EXERCISE TASK.
Give again, word for word, the lines below that run from the line with "Convert this screenshot" through the line with "Read all visible content and emit it as JSON.". Drop the pictures.

----

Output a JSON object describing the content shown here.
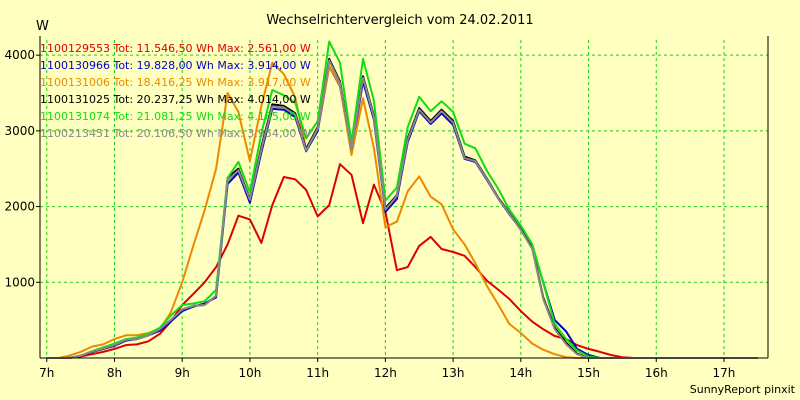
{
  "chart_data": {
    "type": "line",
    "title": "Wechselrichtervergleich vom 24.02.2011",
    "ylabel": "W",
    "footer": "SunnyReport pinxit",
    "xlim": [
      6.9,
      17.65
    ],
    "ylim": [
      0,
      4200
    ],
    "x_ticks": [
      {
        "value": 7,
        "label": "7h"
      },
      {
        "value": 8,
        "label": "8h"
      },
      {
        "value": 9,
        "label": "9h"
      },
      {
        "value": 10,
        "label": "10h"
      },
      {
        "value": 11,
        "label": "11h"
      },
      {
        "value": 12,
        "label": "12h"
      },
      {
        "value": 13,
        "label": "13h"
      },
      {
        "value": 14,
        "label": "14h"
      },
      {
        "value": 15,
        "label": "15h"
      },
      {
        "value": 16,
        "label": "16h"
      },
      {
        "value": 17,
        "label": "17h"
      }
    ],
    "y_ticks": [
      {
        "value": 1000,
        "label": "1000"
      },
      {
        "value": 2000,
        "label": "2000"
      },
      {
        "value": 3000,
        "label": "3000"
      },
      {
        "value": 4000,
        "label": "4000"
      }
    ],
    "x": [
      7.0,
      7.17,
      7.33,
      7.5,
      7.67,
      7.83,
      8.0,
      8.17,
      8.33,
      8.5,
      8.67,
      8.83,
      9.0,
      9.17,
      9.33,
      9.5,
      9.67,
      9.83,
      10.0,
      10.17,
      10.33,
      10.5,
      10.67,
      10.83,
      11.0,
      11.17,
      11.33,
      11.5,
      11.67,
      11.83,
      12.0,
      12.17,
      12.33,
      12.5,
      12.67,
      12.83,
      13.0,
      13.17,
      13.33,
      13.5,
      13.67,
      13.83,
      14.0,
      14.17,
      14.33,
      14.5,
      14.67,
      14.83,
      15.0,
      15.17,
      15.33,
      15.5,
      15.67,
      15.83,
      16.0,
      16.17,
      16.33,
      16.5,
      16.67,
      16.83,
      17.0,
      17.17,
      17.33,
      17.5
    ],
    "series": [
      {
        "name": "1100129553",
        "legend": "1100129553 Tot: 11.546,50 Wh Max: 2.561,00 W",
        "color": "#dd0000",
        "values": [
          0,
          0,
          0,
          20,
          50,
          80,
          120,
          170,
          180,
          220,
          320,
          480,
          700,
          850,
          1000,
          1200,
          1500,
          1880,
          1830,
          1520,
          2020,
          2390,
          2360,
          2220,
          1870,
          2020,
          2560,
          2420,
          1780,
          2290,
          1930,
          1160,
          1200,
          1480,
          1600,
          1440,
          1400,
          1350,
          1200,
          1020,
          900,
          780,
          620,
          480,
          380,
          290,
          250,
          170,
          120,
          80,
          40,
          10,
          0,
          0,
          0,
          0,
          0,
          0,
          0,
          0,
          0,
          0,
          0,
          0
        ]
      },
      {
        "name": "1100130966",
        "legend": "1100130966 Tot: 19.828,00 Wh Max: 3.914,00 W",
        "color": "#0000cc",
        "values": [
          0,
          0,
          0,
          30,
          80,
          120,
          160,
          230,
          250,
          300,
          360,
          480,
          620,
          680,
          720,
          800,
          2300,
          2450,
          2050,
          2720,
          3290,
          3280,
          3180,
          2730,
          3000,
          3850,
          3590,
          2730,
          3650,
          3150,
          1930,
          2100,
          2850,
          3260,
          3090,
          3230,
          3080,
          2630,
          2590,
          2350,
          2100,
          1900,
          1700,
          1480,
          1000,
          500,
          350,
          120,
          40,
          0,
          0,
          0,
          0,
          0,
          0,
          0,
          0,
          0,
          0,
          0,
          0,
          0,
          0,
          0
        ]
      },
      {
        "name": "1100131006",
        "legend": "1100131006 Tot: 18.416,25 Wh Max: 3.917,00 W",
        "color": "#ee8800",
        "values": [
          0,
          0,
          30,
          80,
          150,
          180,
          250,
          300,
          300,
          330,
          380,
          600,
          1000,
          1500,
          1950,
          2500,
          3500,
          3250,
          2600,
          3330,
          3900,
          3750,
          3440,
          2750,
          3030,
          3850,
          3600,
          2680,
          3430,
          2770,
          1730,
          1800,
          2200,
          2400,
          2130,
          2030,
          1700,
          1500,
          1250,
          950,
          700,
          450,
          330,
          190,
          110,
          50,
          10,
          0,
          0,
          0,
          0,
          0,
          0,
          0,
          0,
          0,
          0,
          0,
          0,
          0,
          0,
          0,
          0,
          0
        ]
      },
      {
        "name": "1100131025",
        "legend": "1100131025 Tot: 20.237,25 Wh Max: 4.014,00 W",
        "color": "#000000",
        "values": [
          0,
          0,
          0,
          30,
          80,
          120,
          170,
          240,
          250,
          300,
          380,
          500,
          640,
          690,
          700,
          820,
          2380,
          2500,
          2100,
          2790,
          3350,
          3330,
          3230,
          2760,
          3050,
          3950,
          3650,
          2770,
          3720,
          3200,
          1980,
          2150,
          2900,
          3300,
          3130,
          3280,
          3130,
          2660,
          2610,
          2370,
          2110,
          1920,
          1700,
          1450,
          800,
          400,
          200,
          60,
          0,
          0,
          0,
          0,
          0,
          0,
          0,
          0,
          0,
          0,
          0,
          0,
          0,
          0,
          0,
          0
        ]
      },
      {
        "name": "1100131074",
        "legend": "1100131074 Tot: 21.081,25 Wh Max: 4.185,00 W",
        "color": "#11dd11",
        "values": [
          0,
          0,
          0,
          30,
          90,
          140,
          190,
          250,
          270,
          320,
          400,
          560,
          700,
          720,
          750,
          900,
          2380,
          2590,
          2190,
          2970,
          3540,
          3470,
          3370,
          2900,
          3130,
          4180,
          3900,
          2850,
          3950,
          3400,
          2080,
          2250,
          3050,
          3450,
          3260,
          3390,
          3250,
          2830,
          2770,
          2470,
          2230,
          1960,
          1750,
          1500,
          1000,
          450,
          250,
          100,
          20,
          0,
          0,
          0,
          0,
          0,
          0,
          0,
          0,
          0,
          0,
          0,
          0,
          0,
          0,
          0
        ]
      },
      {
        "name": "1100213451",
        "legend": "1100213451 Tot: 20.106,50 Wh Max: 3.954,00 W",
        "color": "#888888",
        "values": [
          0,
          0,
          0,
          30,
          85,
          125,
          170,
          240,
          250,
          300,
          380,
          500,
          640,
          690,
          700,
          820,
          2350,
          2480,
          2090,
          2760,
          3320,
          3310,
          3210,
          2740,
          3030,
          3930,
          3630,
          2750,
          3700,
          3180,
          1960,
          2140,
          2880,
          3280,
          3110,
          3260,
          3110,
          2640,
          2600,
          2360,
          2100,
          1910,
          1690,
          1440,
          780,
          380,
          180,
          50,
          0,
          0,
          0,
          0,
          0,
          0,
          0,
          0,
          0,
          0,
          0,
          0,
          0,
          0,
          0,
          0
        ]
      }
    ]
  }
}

----

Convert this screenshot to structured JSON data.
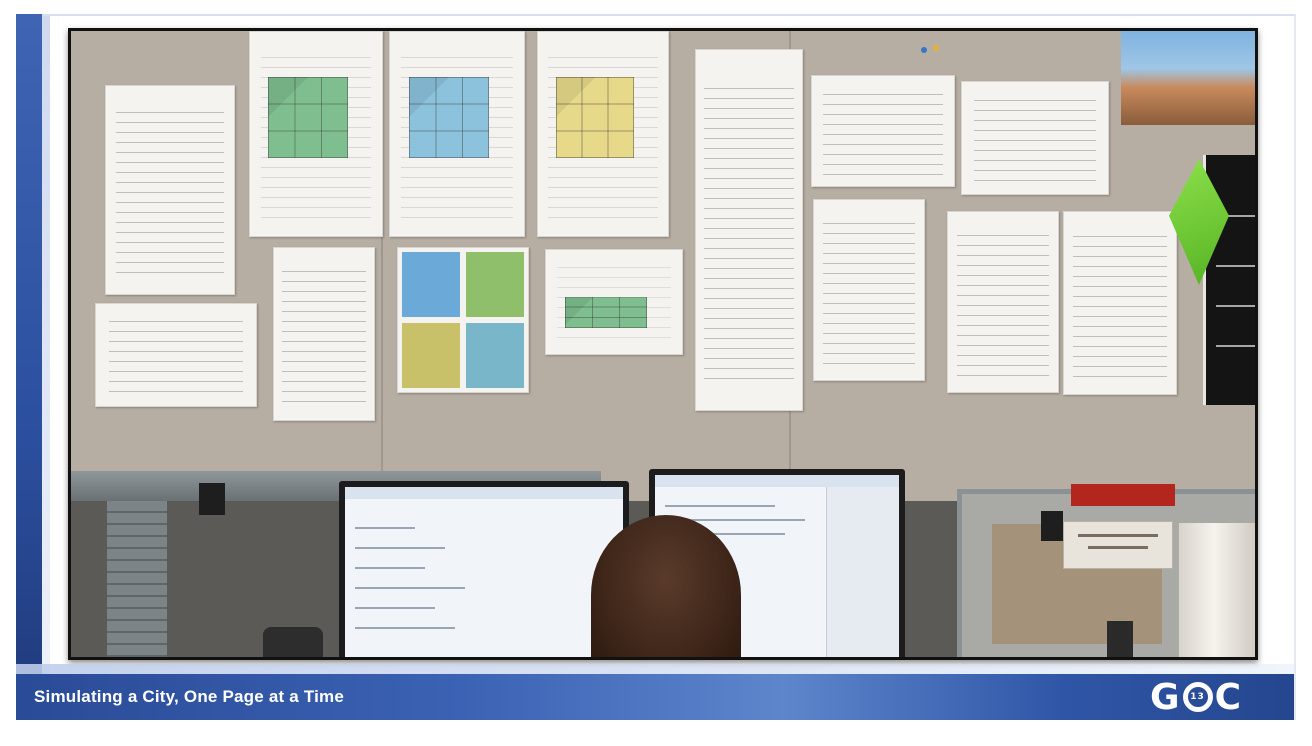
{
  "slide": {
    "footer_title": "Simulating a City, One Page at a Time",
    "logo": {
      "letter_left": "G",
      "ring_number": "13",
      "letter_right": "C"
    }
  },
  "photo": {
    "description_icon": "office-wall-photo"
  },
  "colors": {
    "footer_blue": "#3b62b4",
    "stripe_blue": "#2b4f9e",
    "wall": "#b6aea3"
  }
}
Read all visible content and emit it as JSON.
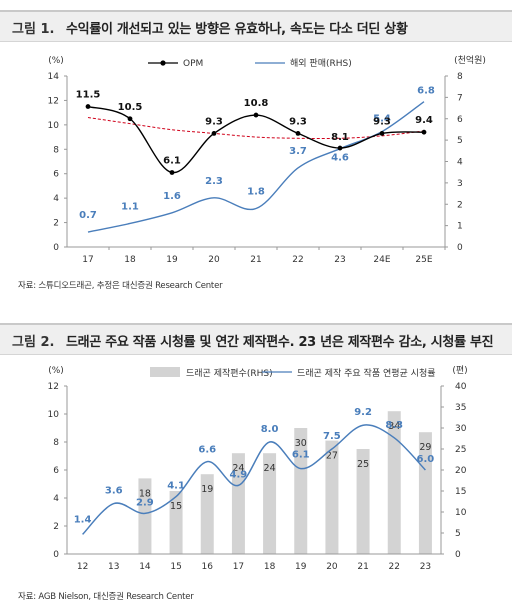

----

FULL RESPONSE.
Convert this screenshot to structured JSON data.
{
  "slide": {
    "footer_title": "Simulating a City, One Page at a Time",
    "logo": {
      "letter_left": "G",
      "ring_number": "13",
      "letter_right": "C"
    }
  },
  "photo": {
    "description_icon": "office-wall-photo"
  },
  "colors": {
    "footer_blue": "#3b62b4",
    "stripe_blue": "#2b4f9e",
    "wall": "#b6aea3"
  }
}
Read all visible content and emit it as JSON.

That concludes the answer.